Your task is to repeat the lines below exactly, excluding any pictures they contain.
________________
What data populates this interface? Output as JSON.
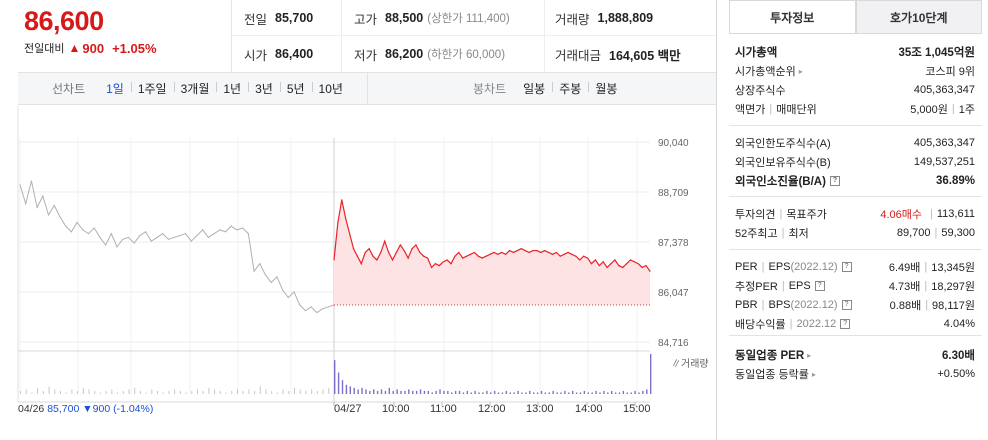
{
  "price": {
    "current": "86,600",
    "change_label": "전일대비",
    "change_arrow": "▲",
    "change_value": "900",
    "change_pct": "+1.05%"
  },
  "info": {
    "prev_close": {
      "label": "전일",
      "value": "85,700"
    },
    "high": {
      "label": "고가",
      "value": "88,500",
      "sub": "(상한가 111,400)"
    },
    "volume": {
      "label": "거래량",
      "value": "1,888,809"
    },
    "open": {
      "label": "시가",
      "value": "86,400"
    },
    "low": {
      "label": "저가",
      "value": "86,200",
      "sub": "(하한가 60,000)"
    },
    "trade_value": {
      "label": "거래대금",
      "value": "164,605 백만"
    }
  },
  "toolbar": {
    "period_label": "선차트",
    "periods": [
      "1일",
      "1주일",
      "3개월",
      "1년",
      "3년",
      "5년",
      "10년"
    ],
    "active_period": "1일",
    "candle_label": "봉차트",
    "candles": [
      "일봉",
      "주봉",
      "월봉"
    ]
  },
  "chart_data": {
    "type": "line",
    "title": "",
    "ylim": [
      84716,
      90040
    ],
    "y_ticks": [
      "90,040",
      "88,709",
      "87,378",
      "86,047",
      "84,716"
    ],
    "x_ticks": [
      "04/26",
      "04/27",
      "10:00",
      "11:00",
      "12:00",
      "13:00",
      "14:00",
      "15:00"
    ],
    "volume_label": "거래량",
    "prev_day_series": {
      "name": "04/26",
      "values": [
        88900,
        88400,
        89000,
        88300,
        88600,
        88100,
        88350,
        88050,
        87800,
        87650,
        87900,
        87700,
        87600,
        87750,
        87500,
        87300,
        87600,
        87250,
        87450,
        87500,
        87350,
        87550,
        87650,
        87400,
        87500,
        87600,
        87450,
        87500,
        87550,
        87600,
        87400,
        87550,
        87700,
        87500,
        87600,
        87700,
        87650,
        87800,
        87700,
        87750,
        87600,
        86600,
        86800,
        86500,
        86300,
        86450,
        86100,
        85900,
        86050,
        85700,
        85550,
        85650,
        85500,
        85600,
        85650,
        85700
      ]
    },
    "today_series": {
      "name": "04/27",
      "values": [
        86900,
        87900,
        88500,
        88000,
        87600,
        87200,
        87000,
        86800,
        87100,
        87200,
        87000,
        86900,
        87100,
        87400,
        87100,
        86900,
        87100,
        87300,
        87150,
        86950,
        87200,
        87300,
        87100,
        87000,
        86950,
        86700,
        86800,
        86750,
        86850,
        86900,
        86800,
        87000,
        87100,
        86950,
        87000,
        87050,
        87100,
        87000,
        86950,
        87000,
        87050,
        87100,
        87050,
        87100,
        87050,
        87150,
        87100,
        87150,
        87200,
        87150,
        87100,
        87150,
        87150,
        87100,
        87150,
        87100,
        87050,
        87100,
        87000,
        87050,
        87100,
        87050,
        87000,
        86900,
        87000,
        86950,
        86800,
        86900,
        86750,
        86850,
        86700,
        86800,
        86900,
        86750,
        86700,
        86800,
        86900,
        86850,
        86800,
        86700,
        86750,
        86600
      ]
    },
    "prev_close": 85700,
    "prev_footer": {
      "date": "04/26",
      "close": "85,700",
      "arrow": "▼",
      "change": "900",
      "pct": "(-1.04%)"
    },
    "volume_prev": [
      2,
      3,
      1,
      4,
      2,
      5,
      3,
      2,
      1,
      3,
      2,
      4,
      3,
      2,
      1,
      2,
      3,
      1,
      2,
      3,
      4,
      2,
      1,
      3,
      2,
      1,
      2,
      3,
      2,
      1,
      2,
      3,
      2,
      4,
      3,
      2,
      1,
      2,
      3,
      2,
      3,
      2,
      5,
      3,
      2,
      1,
      3,
      2,
      4,
      3,
      2,
      3,
      2,
      3,
      4,
      9
    ],
    "volume_today": [
      22,
      14,
      9,
      6,
      5,
      4,
      3,
      4,
      3,
      2,
      3,
      2,
      3,
      2,
      4,
      2,
      3,
      2,
      2,
      3,
      2,
      2,
      3,
      2,
      2,
      1,
      2,
      3,
      2,
      2,
      1,
      2,
      2,
      1,
      2,
      1,
      2,
      1,
      1,
      2,
      1,
      2,
      1,
      1,
      2,
      1,
      1,
      2,
      1,
      1,
      2,
      1,
      1,
      2,
      1,
      1,
      2,
      1,
      1,
      2,
      1,
      2,
      1,
      1,
      2,
      1,
      1,
      2,
      1,
      2,
      1,
      2,
      1,
      1,
      2,
      1,
      1,
      2,
      1,
      2,
      3,
      26
    ]
  },
  "panel": {
    "tabs": [
      "투자정보",
      "호가10단계"
    ],
    "active_tab": "투자정보",
    "market_cap": {
      "label": "시가총액",
      "value": "35조 1,045억원"
    },
    "market_cap_rank": {
      "label": "시가총액순위",
      "value": "코스피 9위"
    },
    "listed_shares": {
      "label": "상장주식수",
      "value": "405,363,347"
    },
    "par_value": {
      "label": "액면가",
      "label2": "매매단위",
      "value": "5,000원",
      "value2": "1주"
    },
    "foreign_limit": {
      "label": "외국인한도주식수(A)",
      "value": "405,363,347"
    },
    "foreign_held": {
      "label": "외국인보유주식수(B)",
      "value": "149,537,251"
    },
    "foreign_ratio": {
      "label": "외국인소진율(B/A)",
      "value": "36.89%"
    },
    "opinion": {
      "label": "투자의견",
      "label2": "목표주가",
      "value": "4.06매수",
      "value2": "113,611"
    },
    "week52": {
      "label": "52주최고",
      "label2": "최저",
      "value": "89,700",
      "value2": "59,300"
    },
    "per": {
      "label": "PER",
      "label2": "EPS",
      "label3": "(2022.12)",
      "value": "6.49배",
      "value2": "13,345원"
    },
    "est_per": {
      "label": "추정PER",
      "label2": "EPS",
      "value": "4.73배",
      "value2": "18,297원"
    },
    "pbr": {
      "label": "PBR",
      "label2": "BPS",
      "label3": "(2022.12)",
      "value": "0.88배",
      "value2": "98,117원"
    },
    "dividend": {
      "label": "배당수익률",
      "label2": "2022.12",
      "value": "4.04%"
    },
    "sector_per": {
      "label": "동일업종 PER",
      "value": "6.30배"
    },
    "sector_rate": {
      "label": "동일업종 등락률",
      "value": "+0.50%"
    }
  },
  "colors": {
    "up": "#d61a1a",
    "down": "#1a4fd6",
    "today_line": "#e8232b",
    "today_fill": "#fde3e3",
    "prev_line": "#b0b0b0",
    "volume_bar": "#7f6fc9"
  }
}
________________
| Right answer |
What data populates this interface? Output as JSON.
{
  "price": {
    "current": "86,600",
    "change_label": "전일대비",
    "change_arrow": "▲",
    "change_value": "900",
    "change_pct": "+1.05%"
  },
  "info": {
    "prev_close": {
      "label": "전일",
      "value": "85,700"
    },
    "high": {
      "label": "고가",
      "value": "88,500",
      "sub": "(상한가 111,400)"
    },
    "volume": {
      "label": "거래량",
      "value": "1,888,809"
    },
    "open": {
      "label": "시가",
      "value": "86,400"
    },
    "low": {
      "label": "저가",
      "value": "86,200",
      "sub": "(하한가 60,000)"
    },
    "trade_value": {
      "label": "거래대금",
      "value": "164,605 백만"
    }
  },
  "toolbar": {
    "period_label": "선차트",
    "periods": [
      "1일",
      "1주일",
      "3개월",
      "1년",
      "3년",
      "5년",
      "10년"
    ],
    "active_period": "1일",
    "candle_label": "봉차트",
    "candles": [
      "일봉",
      "주봉",
      "월봉"
    ]
  },
  "chart_data": {
    "type": "line",
    "title": "",
    "ylim": [
      84716,
      90040
    ],
    "y_ticks": [
      "90,040",
      "88,709",
      "87,378",
      "86,047",
      "84,716"
    ],
    "x_ticks": [
      "04/26",
      "04/27",
      "10:00",
      "11:00",
      "12:00",
      "13:00",
      "14:00",
      "15:00"
    ],
    "volume_label": "거래량",
    "prev_day_series": {
      "name": "04/26",
      "values": [
        88900,
        88400,
        89000,
        88300,
        88600,
        88100,
        88350,
        88050,
        87800,
        87650,
        87900,
        87700,
        87600,
        87750,
        87500,
        87300,
        87600,
        87250,
        87450,
        87500,
        87350,
        87550,
        87650,
        87400,
        87500,
        87600,
        87450,
        87500,
        87550,
        87600,
        87400,
        87550,
        87700,
        87500,
        87600,
        87700,
        87650,
        87800,
        87700,
        87750,
        87600,
        86600,
        86800,
        86500,
        86300,
        86450,
        86100,
        85900,
        86050,
        85700,
        85550,
        85650,
        85500,
        85600,
        85650,
        85700
      ]
    },
    "today_series": {
      "name": "04/27",
      "values": [
        86900,
        87900,
        88500,
        88000,
        87600,
        87200,
        87000,
        86800,
        87100,
        87200,
        87000,
        86900,
        87100,
        87400,
        87100,
        86900,
        87100,
        87300,
        87150,
        86950,
        87200,
        87300,
        87100,
        87000,
        86950,
        86700,
        86800,
        86750,
        86850,
        86900,
        86800,
        87000,
        87100,
        86950,
        87000,
        87050,
        87100,
        87000,
        86950,
        87000,
        87050,
        87100,
        87050,
        87100,
        87050,
        87150,
        87100,
        87150,
        87200,
        87150,
        87100,
        87150,
        87150,
        87100,
        87150,
        87100,
        87050,
        87100,
        87000,
        87050,
        87100,
        87050,
        87000,
        86900,
        87000,
        86950,
        86800,
        86900,
        86750,
        86850,
        86700,
        86800,
        86900,
        86750,
        86700,
        86800,
        86900,
        86850,
        86800,
        86700,
        86750,
        86600
      ]
    },
    "prev_close": 85700,
    "prev_footer": {
      "date": "04/26",
      "close": "85,700",
      "arrow": "▼",
      "change": "900",
      "pct": "(-1.04%)"
    },
    "volume_prev": [
      2,
      3,
      1,
      4,
      2,
      5,
      3,
      2,
      1,
      3,
      2,
      4,
      3,
      2,
      1,
      2,
      3,
      1,
      2,
      3,
      4,
      2,
      1,
      3,
      2,
      1,
      2,
      3,
      2,
      1,
      2,
      3,
      2,
      4,
      3,
      2,
      1,
      2,
      3,
      2,
      3,
      2,
      5,
      3,
      2,
      1,
      3,
      2,
      4,
      3,
      2,
      3,
      2,
      3,
      4,
      9
    ],
    "volume_today": [
      22,
      14,
      9,
      6,
      5,
      4,
      3,
      4,
      3,
      2,
      3,
      2,
      3,
      2,
      4,
      2,
      3,
      2,
      2,
      3,
      2,
      2,
      3,
      2,
      2,
      1,
      2,
      3,
      2,
      2,
      1,
      2,
      2,
      1,
      2,
      1,
      2,
      1,
      1,
      2,
      1,
      2,
      1,
      1,
      2,
      1,
      1,
      2,
      1,
      1,
      2,
      1,
      1,
      2,
      1,
      1,
      2,
      1,
      1,
      2,
      1,
      2,
      1,
      1,
      2,
      1,
      1,
      2,
      1,
      2,
      1,
      2,
      1,
      1,
      2,
      1,
      1,
      2,
      1,
      2,
      3,
      26
    ]
  },
  "panel": {
    "tabs": [
      "투자정보",
      "호가10단계"
    ],
    "active_tab": "투자정보",
    "market_cap": {
      "label": "시가총액",
      "value": "35조 1,045억원"
    },
    "market_cap_rank": {
      "label": "시가총액순위",
      "value": "코스피 9위"
    },
    "listed_shares": {
      "label": "상장주식수",
      "value": "405,363,347"
    },
    "par_value": {
      "label": "액면가",
      "label2": "매매단위",
      "value": "5,000원",
      "value2": "1주"
    },
    "foreign_limit": {
      "label": "외국인한도주식수(A)",
      "value": "405,363,347"
    },
    "foreign_held": {
      "label": "외국인보유주식수(B)",
      "value": "149,537,251"
    },
    "foreign_ratio": {
      "label": "외국인소진율(B/A)",
      "value": "36.89%"
    },
    "opinion": {
      "label": "투자의견",
      "label2": "목표주가",
      "value": "4.06매수",
      "value2": "113,611"
    },
    "week52": {
      "label": "52주최고",
      "label2": "최저",
      "value": "89,700",
      "value2": "59,300"
    },
    "per": {
      "label": "PER",
      "label2": "EPS",
      "label3": "(2022.12)",
      "value": "6.49배",
      "value2": "13,345원"
    },
    "est_per": {
      "label": "추정PER",
      "label2": "EPS",
      "value": "4.73배",
      "value2": "18,297원"
    },
    "pbr": {
      "label": "PBR",
      "label2": "BPS",
      "label3": "(2022.12)",
      "value": "0.88배",
      "value2": "98,117원"
    },
    "dividend": {
      "label": "배당수익률",
      "label2": "2022.12",
      "value": "4.04%"
    },
    "sector_per": {
      "label": "동일업종 PER",
      "value": "6.30배"
    },
    "sector_rate": {
      "label": "동일업종 등락률",
      "value": "+0.50%"
    }
  },
  "colors": {
    "up": "#d61a1a",
    "down": "#1a4fd6",
    "today_line": "#e8232b",
    "today_fill": "#fde3e3",
    "prev_line": "#b0b0b0",
    "volume_bar": "#7f6fc9"
  }
}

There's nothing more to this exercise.